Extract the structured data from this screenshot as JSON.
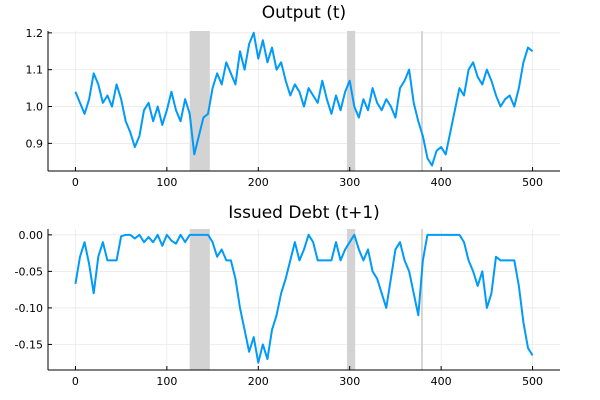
{
  "chart_data": [
    {
      "type": "line",
      "title": "Output (t)",
      "xlabel": "",
      "ylabel": "",
      "xlim": [
        -30,
        530
      ],
      "ylim": [
        0.825,
        1.205
      ],
      "xticks": [
        0,
        100,
        200,
        300,
        400,
        500
      ],
      "xtick_labels": [
        "0",
        "100",
        "200",
        "300",
        "400",
        "500"
      ],
      "yticks": [
        0.9,
        1.0,
        1.1,
        1.2
      ],
      "ytick_labels": [
        "0.9",
        "1.0",
        "1.1",
        "1.2"
      ],
      "grid": true,
      "legend": "none",
      "shaded_regions": [
        [
          125,
          147
        ],
        [
          297,
          306
        ],
        [
          378,
          380
        ]
      ],
      "series_color": "#009af9",
      "band_color": "#d3d3d3",
      "x": [
        0,
        5,
        10,
        15,
        20,
        25,
        30,
        35,
        40,
        45,
        50,
        55,
        60,
        65,
        70,
        75,
        80,
        85,
        90,
        95,
        100,
        105,
        110,
        115,
        120,
        125,
        130,
        135,
        140,
        145,
        150,
        155,
        160,
        165,
        170,
        175,
        180,
        185,
        190,
        195,
        200,
        205,
        210,
        215,
        220,
        225,
        230,
        235,
        240,
        245,
        250,
        255,
        260,
        265,
        270,
        275,
        280,
        285,
        290,
        295,
        300,
        305,
        310,
        315,
        320,
        325,
        330,
        335,
        340,
        345,
        350,
        355,
        360,
        365,
        370,
        375,
        380,
        385,
        390,
        395,
        400,
        405,
        410,
        415,
        420,
        425,
        430,
        435,
        440,
        445,
        450,
        455,
        460,
        465,
        470,
        475,
        480,
        485,
        490,
        495,
        500
      ],
      "values": [
        1.04,
        1.01,
        0.98,
        1.02,
        1.09,
        1.06,
        1.01,
        1.03,
        1.0,
        1.06,
        1.02,
        0.96,
        0.93,
        0.89,
        0.92,
        0.99,
        1.01,
        0.96,
        1.0,
        0.95,
        0.99,
        1.04,
        0.99,
        0.96,
        1.02,
        0.98,
        0.87,
        0.92,
        0.97,
        0.98,
        1.05,
        1.09,
        1.06,
        1.12,
        1.09,
        1.06,
        1.15,
        1.1,
        1.17,
        1.2,
        1.13,
        1.18,
        1.12,
        1.16,
        1.1,
        1.12,
        1.07,
        1.03,
        1.06,
        1.04,
        1.0,
        1.05,
        1.03,
        1.01,
        1.07,
        1.02,
        0.98,
        1.03,
        0.99,
        1.04,
        1.07,
        1.0,
        0.97,
        1.02,
        0.99,
        1.05,
        1.01,
        0.99,
        1.02,
        1.0,
        0.97,
        1.05,
        1.07,
        1.1,
        1.01,
        0.96,
        0.92,
        0.86,
        0.84,
        0.88,
        0.89,
        0.87,
        0.93,
        0.99,
        1.05,
        1.03,
        1.1,
        1.12,
        1.08,
        1.06,
        1.1,
        1.07,
        1.03,
        1.0,
        1.02,
        1.03,
        1.0,
        1.05,
        1.12,
        1.16,
        1.15
      ]
    },
    {
      "type": "line",
      "title": "Issued Debt (t+1)",
      "xlabel": "",
      "ylabel": "",
      "xlim": [
        -30,
        530
      ],
      "ylim": [
        -0.185,
        0.008
      ],
      "xticks": [
        0,
        100,
        200,
        300,
        400,
        500
      ],
      "xtick_labels": [
        "0",
        "100",
        "200",
        "300",
        "400",
        "500"
      ],
      "yticks": [
        0.0,
        -0.05,
        -0.1,
        -0.15
      ],
      "ytick_labels": [
        "0.00",
        "-0.05",
        "-0.10",
        "-0.15"
      ],
      "grid": true,
      "legend": "none",
      "shaded_regions": [
        [
          125,
          147
        ],
        [
          297,
          306
        ],
        [
          378,
          380
        ]
      ],
      "series_color": "#009af9",
      "band_color": "#d3d3d3",
      "x": [
        0,
        5,
        10,
        15,
        20,
        25,
        30,
        35,
        40,
        45,
        50,
        55,
        60,
        65,
        70,
        75,
        80,
        85,
        90,
        95,
        100,
        105,
        110,
        115,
        120,
        125,
        130,
        135,
        140,
        145,
        150,
        155,
        160,
        165,
        170,
        175,
        180,
        185,
        190,
        195,
        200,
        205,
        210,
        215,
        220,
        225,
        230,
        235,
        240,
        245,
        250,
        255,
        260,
        265,
        270,
        275,
        280,
        285,
        290,
        295,
        300,
        305,
        310,
        315,
        320,
        325,
        330,
        335,
        340,
        345,
        350,
        355,
        360,
        365,
        370,
        375,
        380,
        385,
        390,
        395,
        400,
        405,
        410,
        415,
        420,
        425,
        430,
        435,
        440,
        445,
        450,
        455,
        460,
        465,
        470,
        475,
        480,
        485,
        490,
        495,
        500
      ],
      "values": [
        -0.067,
        -0.03,
        -0.01,
        -0.04,
        -0.08,
        -0.03,
        -0.01,
        -0.035,
        -0.035,
        -0.035,
        -0.002,
        0.0,
        0.0,
        -0.005,
        0.0,
        -0.01,
        -0.003,
        -0.01,
        0.0,
        -0.015,
        0.0,
        -0.008,
        -0.012,
        0.0,
        -0.01,
        0.0,
        0.0,
        0.0,
        0.0,
        0.0,
        -0.01,
        -0.03,
        -0.02,
        -0.035,
        -0.035,
        -0.06,
        -0.1,
        -0.13,
        -0.16,
        -0.14,
        -0.175,
        -0.15,
        -0.17,
        -0.13,
        -0.11,
        -0.08,
        -0.06,
        -0.035,
        -0.01,
        -0.035,
        -0.02,
        0.0,
        -0.01,
        -0.035,
        -0.035,
        -0.035,
        -0.035,
        -0.01,
        -0.035,
        -0.02,
        -0.01,
        0.0,
        -0.02,
        -0.035,
        -0.02,
        -0.05,
        -0.06,
        -0.08,
        -0.1,
        -0.06,
        -0.02,
        -0.01,
        -0.035,
        -0.05,
        -0.08,
        -0.11,
        -0.035,
        0.0,
        0.0,
        0.0,
        0.0,
        0.0,
        0.0,
        0.0,
        0.0,
        -0.01,
        -0.035,
        -0.05,
        -0.07,
        -0.05,
        -0.1,
        -0.08,
        -0.03,
        -0.035,
        -0.035,
        -0.035,
        -0.035,
        -0.07,
        -0.12,
        -0.155,
        -0.165
      ]
    }
  ]
}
┄┄┄┄┄┄┄┄┄┄
_Exercise goal_. Write the full listing out again with every line unchanged, but include no pictures.

_Result of this task_.
Extract the structured data from this screenshot as JSON.
{
  "chart_data": [
    {
      "type": "line",
      "title": "Output (t)",
      "xlabel": "",
      "ylabel": "",
      "xlim": [
        -30,
        530
      ],
      "ylim": [
        0.825,
        1.205
      ],
      "xticks": [
        0,
        100,
        200,
        300,
        400,
        500
      ],
      "xtick_labels": [
        "0",
        "100",
        "200",
        "300",
        "400",
        "500"
      ],
      "yticks": [
        0.9,
        1.0,
        1.1,
        1.2
      ],
      "ytick_labels": [
        "0.9",
        "1.0",
        "1.1",
        "1.2"
      ],
      "grid": true,
      "legend": "none",
      "shaded_regions": [
        [
          125,
          147
        ],
        [
          297,
          306
        ],
        [
          378,
          380
        ]
      ],
      "series_color": "#009af9",
      "band_color": "#d3d3d3",
      "x": [
        0,
        5,
        10,
        15,
        20,
        25,
        30,
        35,
        40,
        45,
        50,
        55,
        60,
        65,
        70,
        75,
        80,
        85,
        90,
        95,
        100,
        105,
        110,
        115,
        120,
        125,
        130,
        135,
        140,
        145,
        150,
        155,
        160,
        165,
        170,
        175,
        180,
        185,
        190,
        195,
        200,
        205,
        210,
        215,
        220,
        225,
        230,
        235,
        240,
        245,
        250,
        255,
        260,
        265,
        270,
        275,
        280,
        285,
        290,
        295,
        300,
        305,
        310,
        315,
        320,
        325,
        330,
        335,
        340,
        345,
        350,
        355,
        360,
        365,
        370,
        375,
        380,
        385,
        390,
        395,
        400,
        405,
        410,
        415,
        420,
        425,
        430,
        435,
        440,
        445,
        450,
        455,
        460,
        465,
        470,
        475,
        480,
        485,
        490,
        495,
        500
      ],
      "values": [
        1.04,
        1.01,
        0.98,
        1.02,
        1.09,
        1.06,
        1.01,
        1.03,
        1.0,
        1.06,
        1.02,
        0.96,
        0.93,
        0.89,
        0.92,
        0.99,
        1.01,
        0.96,
        1.0,
        0.95,
        0.99,
        1.04,
        0.99,
        0.96,
        1.02,
        0.98,
        0.87,
        0.92,
        0.97,
        0.98,
        1.05,
        1.09,
        1.06,
        1.12,
        1.09,
        1.06,
        1.15,
        1.1,
        1.17,
        1.2,
        1.13,
        1.18,
        1.12,
        1.16,
        1.1,
        1.12,
        1.07,
        1.03,
        1.06,
        1.04,
        1.0,
        1.05,
        1.03,
        1.01,
        1.07,
        1.02,
        0.98,
        1.03,
        0.99,
        1.04,
        1.07,
        1.0,
        0.97,
        1.02,
        0.99,
        1.05,
        1.01,
        0.99,
        1.02,
        1.0,
        0.97,
        1.05,
        1.07,
        1.1,
        1.01,
        0.96,
        0.92,
        0.86,
        0.84,
        0.88,
        0.89,
        0.87,
        0.93,
        0.99,
        1.05,
        1.03,
        1.1,
        1.12,
        1.08,
        1.06,
        1.1,
        1.07,
        1.03,
        1.0,
        1.02,
        1.03,
        1.0,
        1.05,
        1.12,
        1.16,
        1.15
      ]
    },
    {
      "type": "line",
      "title": "Issued Debt (t+1)",
      "xlabel": "",
      "ylabel": "",
      "xlim": [
        -30,
        530
      ],
      "ylim": [
        -0.185,
        0.008
      ],
      "xticks": [
        0,
        100,
        200,
        300,
        400,
        500
      ],
      "xtick_labels": [
        "0",
        "100",
        "200",
        "300",
        "400",
        "500"
      ],
      "yticks": [
        0.0,
        -0.05,
        -0.1,
        -0.15
      ],
      "ytick_labels": [
        "0.00",
        "-0.05",
        "-0.10",
        "-0.15"
      ],
      "grid": true,
      "legend": "none",
      "shaded_regions": [
        [
          125,
          147
        ],
        [
          297,
          306
        ],
        [
          378,
          380
        ]
      ],
      "series_color": "#009af9",
      "band_color": "#d3d3d3",
      "x": [
        0,
        5,
        10,
        15,
        20,
        25,
        30,
        35,
        40,
        45,
        50,
        55,
        60,
        65,
        70,
        75,
        80,
        85,
        90,
        95,
        100,
        105,
        110,
        115,
        120,
        125,
        130,
        135,
        140,
        145,
        150,
        155,
        160,
        165,
        170,
        175,
        180,
        185,
        190,
        195,
        200,
        205,
        210,
        215,
        220,
        225,
        230,
        235,
        240,
        245,
        250,
        255,
        260,
        265,
        270,
        275,
        280,
        285,
        290,
        295,
        300,
        305,
        310,
        315,
        320,
        325,
        330,
        335,
        340,
        345,
        350,
        355,
        360,
        365,
        370,
        375,
        380,
        385,
        390,
        395,
        400,
        405,
        410,
        415,
        420,
        425,
        430,
        435,
        440,
        445,
        450,
        455,
        460,
        465,
        470,
        475,
        480,
        485,
        490,
        495,
        500
      ],
      "values": [
        -0.067,
        -0.03,
        -0.01,
        -0.04,
        -0.08,
        -0.03,
        -0.01,
        -0.035,
        -0.035,
        -0.035,
        -0.002,
        0.0,
        0.0,
        -0.005,
        0.0,
        -0.01,
        -0.003,
        -0.01,
        0.0,
        -0.015,
        0.0,
        -0.008,
        -0.012,
        0.0,
        -0.01,
        0.0,
        0.0,
        0.0,
        0.0,
        0.0,
        -0.01,
        -0.03,
        -0.02,
        -0.035,
        -0.035,
        -0.06,
        -0.1,
        -0.13,
        -0.16,
        -0.14,
        -0.175,
        -0.15,
        -0.17,
        -0.13,
        -0.11,
        -0.08,
        -0.06,
        -0.035,
        -0.01,
        -0.035,
        -0.02,
        0.0,
        -0.01,
        -0.035,
        -0.035,
        -0.035,
        -0.035,
        -0.01,
        -0.035,
        -0.02,
        -0.01,
        0.0,
        -0.02,
        -0.035,
        -0.02,
        -0.05,
        -0.06,
        -0.08,
        -0.1,
        -0.06,
        -0.02,
        -0.01,
        -0.035,
        -0.05,
        -0.08,
        -0.11,
        -0.035,
        0.0,
        0.0,
        0.0,
        0.0,
        0.0,
        0.0,
        0.0,
        0.0,
        -0.01,
        -0.035,
        -0.05,
        -0.07,
        -0.05,
        -0.1,
        -0.08,
        -0.03,
        -0.035,
        -0.035,
        -0.035,
        -0.035,
        -0.07,
        -0.12,
        -0.155,
        -0.165
      ]
    }
  ]
}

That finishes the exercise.